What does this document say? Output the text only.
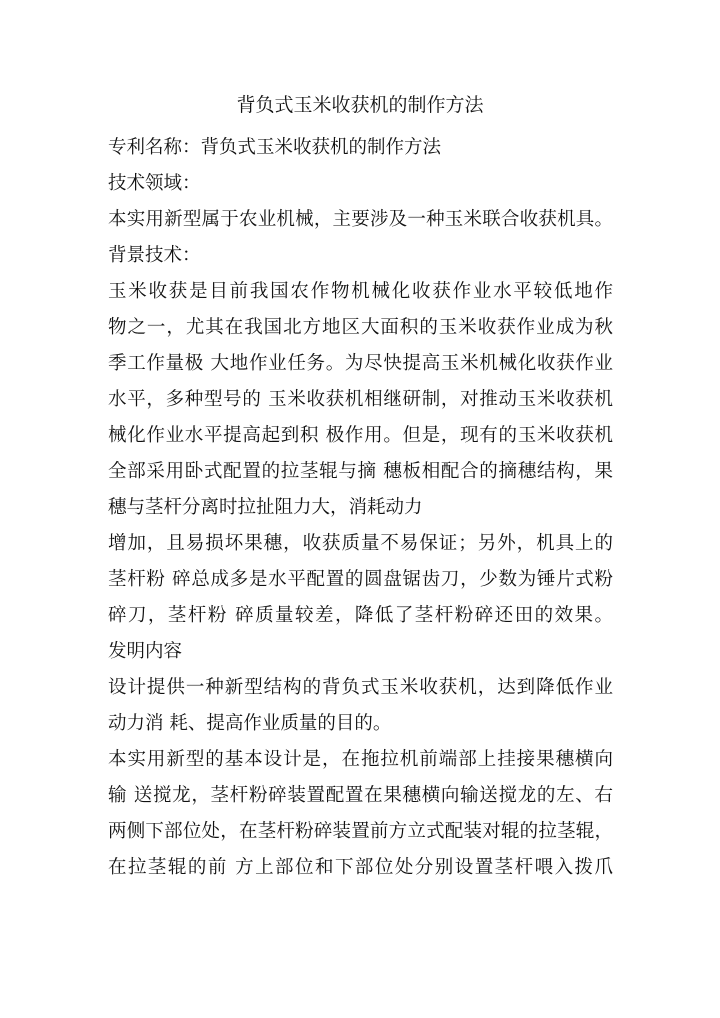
背负式玉米收获机的制作方法
专利名称：背负式玉米收获机的制作方法
技术领域：
本实用新型属于农业机械，主要涉及一种玉米联合收获机具。
背景技术：
玉米收获是目前我国农作物机械化收获作业水平较低地作
物之一，尤其在我国北方地区大面积的玉米收获作业成为秋
季工作量极 大地作业任务。为尽快提高玉米机械化收获作业
水平，多种型号的 玉米收获机相继研制，对推动玉米收获机
械化作业水平提高起到积 极作用。但是，现有的玉米收获机
全部采用卧式配置的拉茎辊与摘 穗板相配合的摘穗结构，果
穗与茎杆分离时拉扯阻力大，消耗动力
增加，且易损坏果穗，收获质量不易保证；另外，机具上的
茎杆粉 碎总成多是水平配置的圆盘锯齿刀，少数为锤片式粉
碎刀，茎杆粉 碎质量较差，降低了茎杆粉碎还田的效果。
发明内容
设计提供一种新型结构的背负式玉米收获机，达到降低作业
动力消 耗、提高作业质量的目的。
本实用新型的基本设计是，在拖拉机前端部上挂接果穗横向
输 送搅龙，茎杆粉碎装置配置在果穗横向输送搅龙的左、右
两侧下部位处，在茎杆粉碎装置前方立式配装对辊的拉茎辊，
在拉茎辊的前 方上部位和下部位处分别设置茎杆喂入拨爪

Stated problem:
Leave out the pictures and output the rest of the material exactly as written.

Exercise result:
What does this document say? Output the text only.
背负式玉米收获机的制作方法
专利名称：背负式玉米收获机的制作方法
技术领域：
本实用新型属于农业机械，主要涉及一种玉米联合收获机具。
背景技术：
玉米收获是目前我国农作物机械化收获作业水平较低地作
物之一，尤其在我国北方地区大面积的玉米收获作业成为秋
季工作量极 大地作业任务。为尽快提高玉米机械化收获作业
水平，多种型号的 玉米收获机相继研制，对推动玉米收获机
械化作业水平提高起到积 极作用。但是，现有的玉米收获机
全部采用卧式配置的拉茎辊与摘 穗板相配合的摘穗结构，果
穗与茎杆分离时拉扯阻力大，消耗动力
增加，且易损坏果穗，收获质量不易保证；另外，机具上的
茎杆粉 碎总成多是水平配置的圆盘锯齿刀，少数为锤片式粉
碎刀，茎杆粉 碎质量较差，降低了茎杆粉碎还田的效果。
发明内容
设计提供一种新型结构的背负式玉米收获机，达到降低作业
动力消 耗、提高作业质量的目的。
本实用新型的基本设计是，在拖拉机前端部上挂接果穗横向
输 送搅龙，茎杆粉碎装置配置在果穗横向输送搅龙的左、右
两侧下部位处，在茎杆粉碎装置前方立式配装对辊的拉茎辊，
在拉茎辊的前 方上部位和下部位处分别设置茎杆喂入拨爪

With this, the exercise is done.